STATED GOAL: Take each line that has the word "color" and return it.

DATA ENTRIES:
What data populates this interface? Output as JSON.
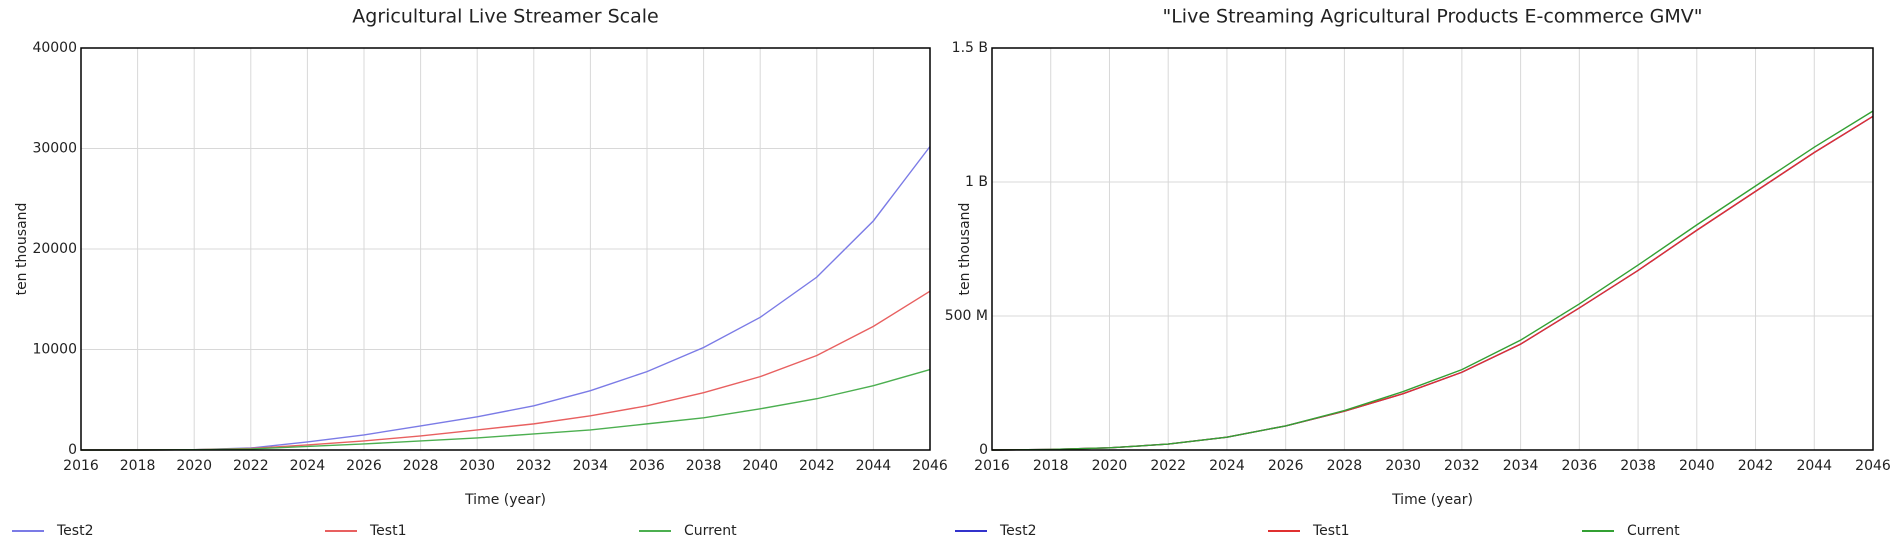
{
  "chart_data": [
    {
      "type": "line",
      "title": "Agricultural Live Streamer Scale",
      "x_label": "Time (year)",
      "y_label": "ten thousand",
      "x": [
        2016,
        2018,
        2020,
        2022,
        2024,
        2026,
        2028,
        2030,
        2032,
        2034,
        2036,
        2038,
        2040,
        2042,
        2044,
        2046
      ],
      "xlim": [
        2016,
        2046
      ],
      "xticks": [
        2016,
        2018,
        2020,
        2022,
        2024,
        2026,
        2028,
        2030,
        2032,
        2034,
        2036,
        2038,
        2040,
        2042,
        2044,
        2046
      ],
      "ylim": [
        0,
        40000
      ],
      "yticks": [
        0,
        10000,
        20000,
        30000,
        40000
      ],
      "grid": true,
      "series": [
        {
          "name": "Test2",
          "color": "#7b7be6",
          "values": [
            0,
            0,
            30,
            200,
            800,
            1500,
            2400,
            3300,
            4400,
            5900,
            7800,
            10200,
            13200,
            17200,
            22800,
            30200
          ]
        },
        {
          "name": "Test1",
          "color": "#e86060",
          "values": [
            0,
            0,
            30,
            150,
            500,
            900,
            1400,
            2000,
            2600,
            3400,
            4400,
            5700,
            7300,
            9400,
            12300,
            15800
          ]
        },
        {
          "name": "Current",
          "color": "#4caf50",
          "values": [
            0,
            0,
            30,
            100,
            350,
            600,
            900,
            1200,
            1600,
            2000,
            2600,
            3200,
            4100,
            5100,
            6400,
            8000
          ]
        }
      ]
    },
    {
      "type": "line",
      "title": "\"Live Streaming Agricultural Products E-commerce GMV\"",
      "x_label": "Time (year)",
      "y_label": "ten thousand",
      "x": [
        2016,
        2018,
        2020,
        2022,
        2024,
        2026,
        2028,
        2030,
        2032,
        2034,
        2036,
        2038,
        2040,
        2042,
        2044,
        2046
      ],
      "xlim": [
        2016,
        2046
      ],
      "xticks": [
        2016,
        2018,
        2020,
        2022,
        2024,
        2026,
        2028,
        2030,
        2032,
        2034,
        2036,
        2038,
        2040,
        2042,
        2044,
        2046
      ],
      "ylim": [
        0,
        1500000000
      ],
      "yticks": [
        0,
        {
          "value": 500000000,
          "label": "500 M"
        },
        {
          "value": 1000000000,
          "label": "1 B"
        },
        {
          "value": 1500000000,
          "label": "1.5 B"
        }
      ],
      "grid": true,
      "series": [
        {
          "name": "Test2",
          "color": "#3333cc",
          "values": [
            0,
            2000000,
            8000000,
            22000000,
            48000000,
            90000000,
            145000000,
            210000000,
            290000000,
            395000000,
            530000000,
            670000000,
            820000000,
            965000000,
            1110000000,
            1245000000
          ]
        },
        {
          "name": "Test1",
          "color": "#e03030",
          "values": [
            0,
            2000000,
            8000000,
            22000000,
            48000000,
            90000000,
            145000000,
            210000000,
            290000000,
            395000000,
            530000000,
            670000000,
            820000000,
            965000000,
            1110000000,
            1245000000
          ]
        },
        {
          "name": "Current",
          "color": "#33a033",
          "values": [
            0,
            2000000,
            8000000,
            22000000,
            48000000,
            90000000,
            147000000,
            218000000,
            300000000,
            410000000,
            545000000,
            690000000,
            840000000,
            985000000,
            1130000000,
            1265000000
          ]
        }
      ]
    }
  ]
}
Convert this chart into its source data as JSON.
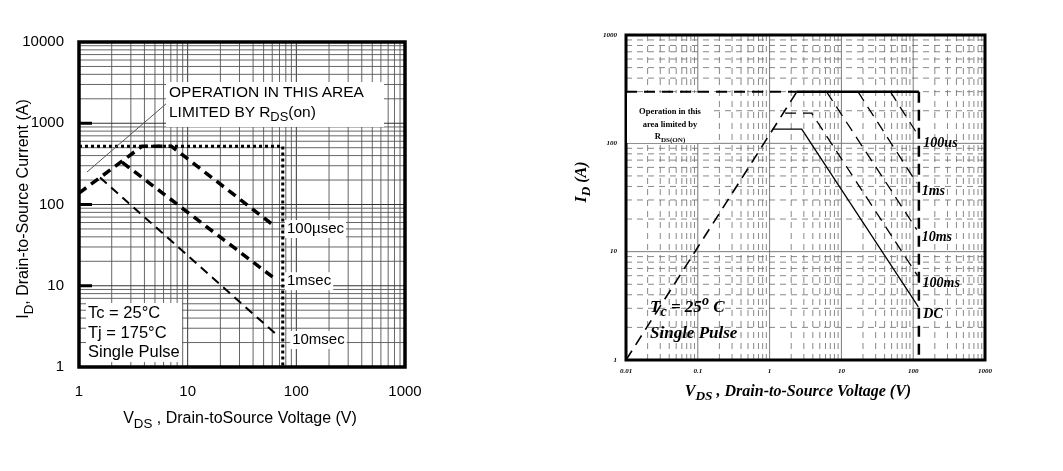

REPLY:
          "color": "#7b7be6",
          "color": "#e86060",
          "color": "#4caf50",
          "color": "#3333cc",
          "color": "#e03030",
          "color": "#33a033",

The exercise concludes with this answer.